__WRITTEN PROBLEM__
Copy whichever lines contain the string "label".

__DATA FOR PROCESSING__

>> BEGIN

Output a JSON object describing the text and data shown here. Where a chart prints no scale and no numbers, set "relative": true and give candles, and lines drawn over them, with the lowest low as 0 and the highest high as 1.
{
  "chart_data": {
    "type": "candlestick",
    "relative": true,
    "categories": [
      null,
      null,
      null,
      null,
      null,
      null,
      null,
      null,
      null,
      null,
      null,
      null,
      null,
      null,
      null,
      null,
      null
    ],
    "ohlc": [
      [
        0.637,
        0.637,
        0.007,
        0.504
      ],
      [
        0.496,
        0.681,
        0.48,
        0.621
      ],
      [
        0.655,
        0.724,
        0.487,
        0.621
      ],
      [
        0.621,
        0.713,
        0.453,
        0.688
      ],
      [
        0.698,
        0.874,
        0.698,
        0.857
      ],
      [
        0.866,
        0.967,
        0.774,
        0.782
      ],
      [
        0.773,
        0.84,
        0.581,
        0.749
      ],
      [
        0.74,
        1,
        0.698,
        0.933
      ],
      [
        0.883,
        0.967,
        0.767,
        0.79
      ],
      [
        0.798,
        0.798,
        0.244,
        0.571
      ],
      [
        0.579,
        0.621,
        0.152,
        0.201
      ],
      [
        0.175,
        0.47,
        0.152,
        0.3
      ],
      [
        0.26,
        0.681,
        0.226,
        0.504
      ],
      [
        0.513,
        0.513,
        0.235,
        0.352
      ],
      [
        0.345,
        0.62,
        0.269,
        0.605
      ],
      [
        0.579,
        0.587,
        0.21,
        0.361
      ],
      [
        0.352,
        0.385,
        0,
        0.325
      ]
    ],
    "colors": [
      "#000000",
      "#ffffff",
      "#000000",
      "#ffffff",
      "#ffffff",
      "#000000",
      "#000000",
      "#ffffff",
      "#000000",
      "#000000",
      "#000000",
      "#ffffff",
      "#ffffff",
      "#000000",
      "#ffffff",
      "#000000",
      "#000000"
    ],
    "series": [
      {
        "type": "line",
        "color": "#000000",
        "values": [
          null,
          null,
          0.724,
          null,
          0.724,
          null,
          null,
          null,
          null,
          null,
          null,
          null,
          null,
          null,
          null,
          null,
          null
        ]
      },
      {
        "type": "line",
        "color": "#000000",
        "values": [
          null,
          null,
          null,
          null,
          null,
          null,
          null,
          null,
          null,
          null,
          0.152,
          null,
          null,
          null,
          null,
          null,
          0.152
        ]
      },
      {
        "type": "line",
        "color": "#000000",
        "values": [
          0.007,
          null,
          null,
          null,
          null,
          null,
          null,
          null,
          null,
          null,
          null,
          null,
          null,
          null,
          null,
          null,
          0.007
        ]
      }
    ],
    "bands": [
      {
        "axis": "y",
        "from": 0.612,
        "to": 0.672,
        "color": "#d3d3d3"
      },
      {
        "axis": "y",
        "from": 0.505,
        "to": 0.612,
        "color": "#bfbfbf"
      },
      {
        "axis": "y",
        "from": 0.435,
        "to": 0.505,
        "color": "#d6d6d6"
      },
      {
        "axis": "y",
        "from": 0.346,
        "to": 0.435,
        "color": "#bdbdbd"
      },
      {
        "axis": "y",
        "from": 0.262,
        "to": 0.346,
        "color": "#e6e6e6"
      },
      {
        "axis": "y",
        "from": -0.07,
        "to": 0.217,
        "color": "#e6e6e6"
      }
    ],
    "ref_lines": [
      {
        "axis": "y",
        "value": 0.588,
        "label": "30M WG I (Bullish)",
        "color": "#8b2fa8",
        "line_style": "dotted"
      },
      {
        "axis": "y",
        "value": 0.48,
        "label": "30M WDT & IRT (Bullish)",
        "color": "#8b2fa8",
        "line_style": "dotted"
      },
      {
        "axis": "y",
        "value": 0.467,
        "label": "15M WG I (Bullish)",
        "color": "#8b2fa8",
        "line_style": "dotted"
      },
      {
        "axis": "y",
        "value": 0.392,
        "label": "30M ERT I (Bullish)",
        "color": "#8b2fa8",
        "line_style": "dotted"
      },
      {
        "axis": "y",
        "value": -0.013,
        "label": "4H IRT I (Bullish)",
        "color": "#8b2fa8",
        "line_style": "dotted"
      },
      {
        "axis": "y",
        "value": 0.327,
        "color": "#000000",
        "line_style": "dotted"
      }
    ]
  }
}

>> END

__REPLY__
        "label": "30M WG I (Bullish)",
        "label": "30M WDT & IRT (Bullish)",
        "label": "15M WG I (Bullish)",
        "label": "30M ERT I (Bullish)",
        "label": "4H IRT I (Bullish)",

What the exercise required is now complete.